(Collected data entries)
-- begin --
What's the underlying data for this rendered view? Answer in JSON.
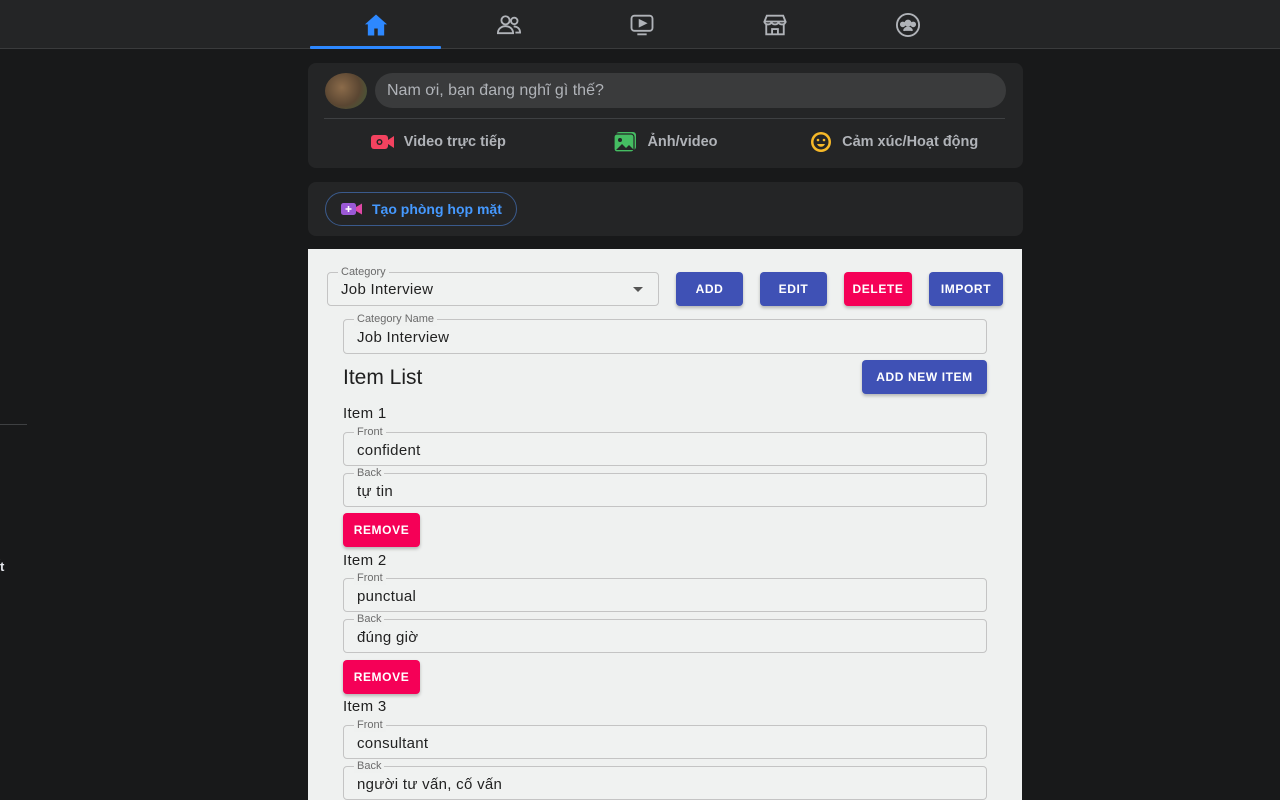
{
  "nav": {
    "tabs": [
      {
        "name": "home",
        "icon": "home-icon",
        "active": true
      },
      {
        "name": "friends",
        "icon": "friends-icon",
        "active": false
      },
      {
        "name": "watch",
        "icon": "video-icon",
        "active": false
      },
      {
        "name": "marketplace",
        "icon": "marketplace-icon",
        "active": false
      },
      {
        "name": "groups",
        "icon": "groups-icon",
        "active": false
      }
    ],
    "active_color": "#2d88ff"
  },
  "sidebar": {
    "cut_text": "́t"
  },
  "composer": {
    "placeholder": "Nam ơi, bạn đang nghĩ gì thế?",
    "actions": [
      {
        "label": "Video trực tiếp",
        "icon": "live-video-icon",
        "color": "#f3425f"
      },
      {
        "label": "Ảnh/video",
        "icon": "photo-icon",
        "color": "#45bd62"
      },
      {
        "label": "Cảm xúc/Hoạt động",
        "icon": "feeling-icon",
        "color": "#f7b928"
      }
    ]
  },
  "room": {
    "label": "Tạo phòng họp mặt",
    "icon": "room-video-icon"
  },
  "panel": {
    "category": {
      "legend": "Category",
      "value": "Job Interview"
    },
    "buttons": {
      "add": "ADD",
      "edit": "EDIT",
      "delete": "DELETE",
      "import": "IMPORT"
    },
    "category_name": {
      "legend": "Category Name",
      "value": "Job Interview"
    },
    "item_list_title": "Item List",
    "add_new_item": "ADD NEW ITEM",
    "front_legend": "Front",
    "back_legend": "Back",
    "remove_label": "REMOVE",
    "items": [
      {
        "title": "Item 1",
        "front": "confident",
        "back": "tự tin"
      },
      {
        "title": "Item 2",
        "front": "punctual",
        "back": "đúng giờ"
      },
      {
        "title": "Item 3",
        "front": "consultant",
        "back": "người tư vấn, cố vấn"
      }
    ],
    "colors": {
      "primary": "#3f51b5",
      "danger": "#f50057"
    }
  }
}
-- end --
> SET EXERCISE: Transcribe every entry above exactly. Omit all pictures.

> WRITTEN SOLUTION:
What's the underlying data for this rendered view? Answer in JSON.
{
  "nav": {
    "tabs": [
      {
        "name": "home",
        "icon": "home-icon",
        "active": true
      },
      {
        "name": "friends",
        "icon": "friends-icon",
        "active": false
      },
      {
        "name": "watch",
        "icon": "video-icon",
        "active": false
      },
      {
        "name": "marketplace",
        "icon": "marketplace-icon",
        "active": false
      },
      {
        "name": "groups",
        "icon": "groups-icon",
        "active": false
      }
    ],
    "active_color": "#2d88ff"
  },
  "sidebar": {
    "cut_text": "́t"
  },
  "composer": {
    "placeholder": "Nam ơi, bạn đang nghĩ gì thế?",
    "actions": [
      {
        "label": "Video trực tiếp",
        "icon": "live-video-icon",
        "color": "#f3425f"
      },
      {
        "label": "Ảnh/video",
        "icon": "photo-icon",
        "color": "#45bd62"
      },
      {
        "label": "Cảm xúc/Hoạt động",
        "icon": "feeling-icon",
        "color": "#f7b928"
      }
    ]
  },
  "room": {
    "label": "Tạo phòng họp mặt",
    "icon": "room-video-icon"
  },
  "panel": {
    "category": {
      "legend": "Category",
      "value": "Job Interview"
    },
    "buttons": {
      "add": "ADD",
      "edit": "EDIT",
      "delete": "DELETE",
      "import": "IMPORT"
    },
    "category_name": {
      "legend": "Category Name",
      "value": "Job Interview"
    },
    "item_list_title": "Item List",
    "add_new_item": "ADD NEW ITEM",
    "front_legend": "Front",
    "back_legend": "Back",
    "remove_label": "REMOVE",
    "items": [
      {
        "title": "Item 1",
        "front": "confident",
        "back": "tự tin"
      },
      {
        "title": "Item 2",
        "front": "punctual",
        "back": "đúng giờ"
      },
      {
        "title": "Item 3",
        "front": "consultant",
        "back": "người tư vấn, cố vấn"
      }
    ],
    "colors": {
      "primary": "#3f51b5",
      "danger": "#f50057"
    }
  }
}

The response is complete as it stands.